Identify the lines holding "this" and copy them.

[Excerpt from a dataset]
----
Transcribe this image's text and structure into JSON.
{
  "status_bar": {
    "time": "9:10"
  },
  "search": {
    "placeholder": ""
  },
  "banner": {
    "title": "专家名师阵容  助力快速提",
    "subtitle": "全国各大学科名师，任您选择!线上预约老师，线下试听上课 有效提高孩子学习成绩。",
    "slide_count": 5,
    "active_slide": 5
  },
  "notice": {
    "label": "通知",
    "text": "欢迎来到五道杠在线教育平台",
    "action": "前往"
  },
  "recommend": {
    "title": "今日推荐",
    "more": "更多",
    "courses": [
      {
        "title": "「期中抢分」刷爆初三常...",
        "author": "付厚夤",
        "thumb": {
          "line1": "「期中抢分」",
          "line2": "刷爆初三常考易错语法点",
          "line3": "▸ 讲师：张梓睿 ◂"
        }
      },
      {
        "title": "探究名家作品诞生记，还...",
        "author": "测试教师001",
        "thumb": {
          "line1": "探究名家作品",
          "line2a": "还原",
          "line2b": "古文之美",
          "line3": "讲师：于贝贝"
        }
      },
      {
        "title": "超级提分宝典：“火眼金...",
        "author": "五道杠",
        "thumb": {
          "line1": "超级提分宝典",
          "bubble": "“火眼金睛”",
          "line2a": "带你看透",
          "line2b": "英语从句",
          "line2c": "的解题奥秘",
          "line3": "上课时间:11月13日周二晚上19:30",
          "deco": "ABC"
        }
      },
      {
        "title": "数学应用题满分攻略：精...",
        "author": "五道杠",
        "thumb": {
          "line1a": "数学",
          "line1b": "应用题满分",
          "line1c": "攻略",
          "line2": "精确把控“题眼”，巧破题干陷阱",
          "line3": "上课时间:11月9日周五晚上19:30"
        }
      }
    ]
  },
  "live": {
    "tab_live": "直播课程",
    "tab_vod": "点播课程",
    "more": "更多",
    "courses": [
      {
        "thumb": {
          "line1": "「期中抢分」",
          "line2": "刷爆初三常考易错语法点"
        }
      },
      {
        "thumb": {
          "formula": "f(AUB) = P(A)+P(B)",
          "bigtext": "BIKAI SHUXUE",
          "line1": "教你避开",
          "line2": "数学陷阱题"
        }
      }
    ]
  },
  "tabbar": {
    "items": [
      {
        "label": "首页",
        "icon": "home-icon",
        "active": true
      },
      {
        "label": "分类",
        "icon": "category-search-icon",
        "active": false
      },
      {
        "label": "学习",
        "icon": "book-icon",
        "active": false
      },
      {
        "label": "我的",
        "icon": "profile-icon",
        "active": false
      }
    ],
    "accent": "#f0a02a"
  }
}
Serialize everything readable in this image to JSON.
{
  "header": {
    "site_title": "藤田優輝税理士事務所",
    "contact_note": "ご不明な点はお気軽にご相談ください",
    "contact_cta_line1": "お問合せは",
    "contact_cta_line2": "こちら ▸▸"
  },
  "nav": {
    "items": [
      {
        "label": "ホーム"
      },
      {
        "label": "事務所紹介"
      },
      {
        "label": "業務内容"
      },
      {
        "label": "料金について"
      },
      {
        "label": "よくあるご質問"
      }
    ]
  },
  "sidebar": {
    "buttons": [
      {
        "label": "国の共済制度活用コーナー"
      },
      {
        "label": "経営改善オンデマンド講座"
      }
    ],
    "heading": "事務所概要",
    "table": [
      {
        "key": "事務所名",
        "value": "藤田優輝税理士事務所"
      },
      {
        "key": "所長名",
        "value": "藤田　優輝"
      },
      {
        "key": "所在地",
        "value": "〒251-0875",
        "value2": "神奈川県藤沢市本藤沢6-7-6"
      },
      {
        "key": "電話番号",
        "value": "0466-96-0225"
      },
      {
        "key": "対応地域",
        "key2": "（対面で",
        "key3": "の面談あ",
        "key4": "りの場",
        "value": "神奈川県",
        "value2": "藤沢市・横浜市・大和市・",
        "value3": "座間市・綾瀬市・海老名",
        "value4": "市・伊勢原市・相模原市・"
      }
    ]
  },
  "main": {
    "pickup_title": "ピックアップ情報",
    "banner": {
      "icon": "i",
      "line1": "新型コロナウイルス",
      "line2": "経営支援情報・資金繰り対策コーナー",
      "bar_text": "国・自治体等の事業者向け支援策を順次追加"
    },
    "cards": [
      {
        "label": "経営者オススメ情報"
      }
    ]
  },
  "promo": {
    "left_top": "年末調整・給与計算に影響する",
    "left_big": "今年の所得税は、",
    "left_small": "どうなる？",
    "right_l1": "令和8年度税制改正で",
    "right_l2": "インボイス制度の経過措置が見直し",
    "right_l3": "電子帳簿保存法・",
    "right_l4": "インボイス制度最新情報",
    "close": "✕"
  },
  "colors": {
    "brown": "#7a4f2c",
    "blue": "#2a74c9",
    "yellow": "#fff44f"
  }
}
----
▶ _OUTPUT_
Transcribe this image's text and structure into JSON.
Serialize everything readable in this image to JSON.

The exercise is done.